Quote all of the data that follows exactly as written, skipping the images.

##########

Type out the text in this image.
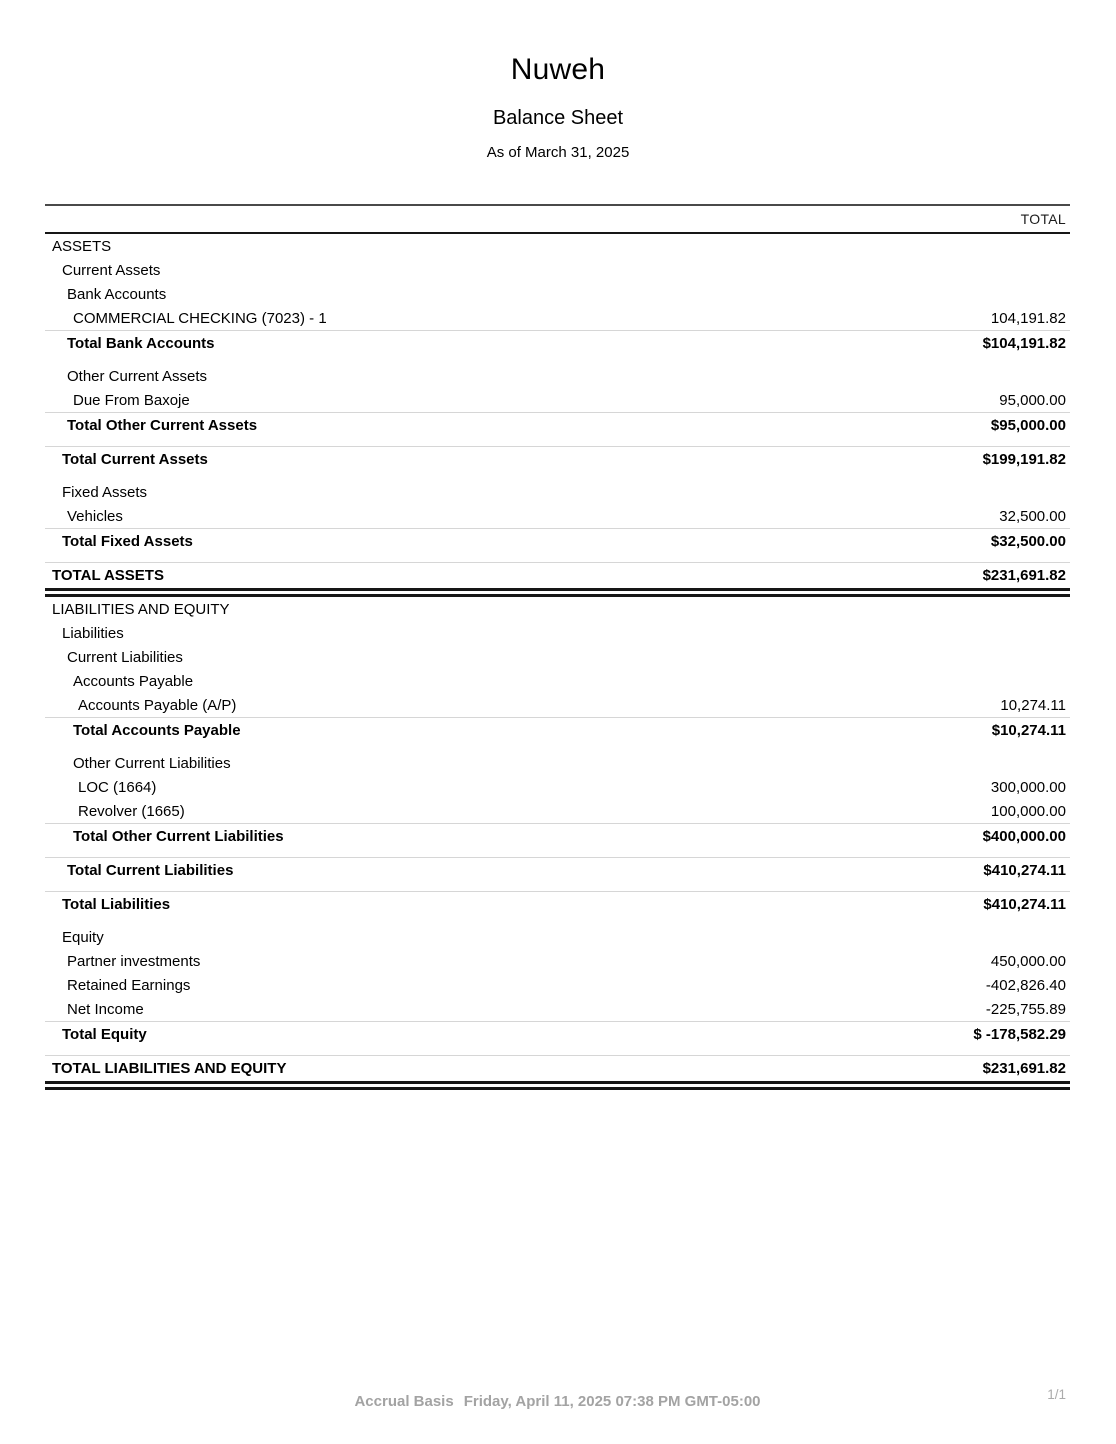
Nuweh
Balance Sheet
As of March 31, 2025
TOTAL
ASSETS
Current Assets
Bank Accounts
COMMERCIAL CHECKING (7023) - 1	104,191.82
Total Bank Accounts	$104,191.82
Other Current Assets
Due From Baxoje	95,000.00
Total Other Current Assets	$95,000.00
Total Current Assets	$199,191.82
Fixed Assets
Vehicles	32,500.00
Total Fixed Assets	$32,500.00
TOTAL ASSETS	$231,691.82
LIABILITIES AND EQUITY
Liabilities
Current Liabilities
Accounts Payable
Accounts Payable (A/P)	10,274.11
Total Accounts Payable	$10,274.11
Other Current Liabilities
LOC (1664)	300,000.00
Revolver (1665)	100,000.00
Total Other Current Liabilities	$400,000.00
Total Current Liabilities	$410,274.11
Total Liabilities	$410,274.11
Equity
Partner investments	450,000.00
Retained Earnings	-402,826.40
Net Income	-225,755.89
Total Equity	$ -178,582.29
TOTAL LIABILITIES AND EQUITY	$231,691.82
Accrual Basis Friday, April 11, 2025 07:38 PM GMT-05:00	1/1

##########

**Answer to the problem:**
Type out the text in this image.
Nuweh
Balance Sheet
As of March 31, 2025
TOTAL
ASSETS
Current Assets
Bank Accounts
COMMERCIAL CHECKING (7023) - 1	104,191.82
Total Bank Accounts	$104,191.82
Other Current Assets
Due From Baxoje	95,000.00
Total Other Current Assets	$95,000.00
Total Current Assets	$199,191.82
Fixed Assets
Vehicles	32,500.00
Total Fixed Assets	$32,500.00
TOTAL ASSETS	$231,691.82
LIABILITIES AND EQUITY
Liabilities
Current Liabilities
Accounts Payable
Accounts Payable (A/P)	10,274.11
Total Accounts Payable	$10,274.11
Other Current Liabilities
LOC (1664)	300,000.00
Revolver (1665)	100,000.00
Total Other Current Liabilities	$400,000.00
Total Current Liabilities	$410,274.11
Total Liabilities	$410,274.11
Equity
Partner investments	450,000.00
Retained Earnings	-402,826.40
Net Income	-225,755.89
Total Equity	$ -178,582.29
TOTAL LIABILITIES AND EQUITY	$231,691.82
Accrual Basis Friday, April 11, 2025 07:38 PM GMT-05:00	1/1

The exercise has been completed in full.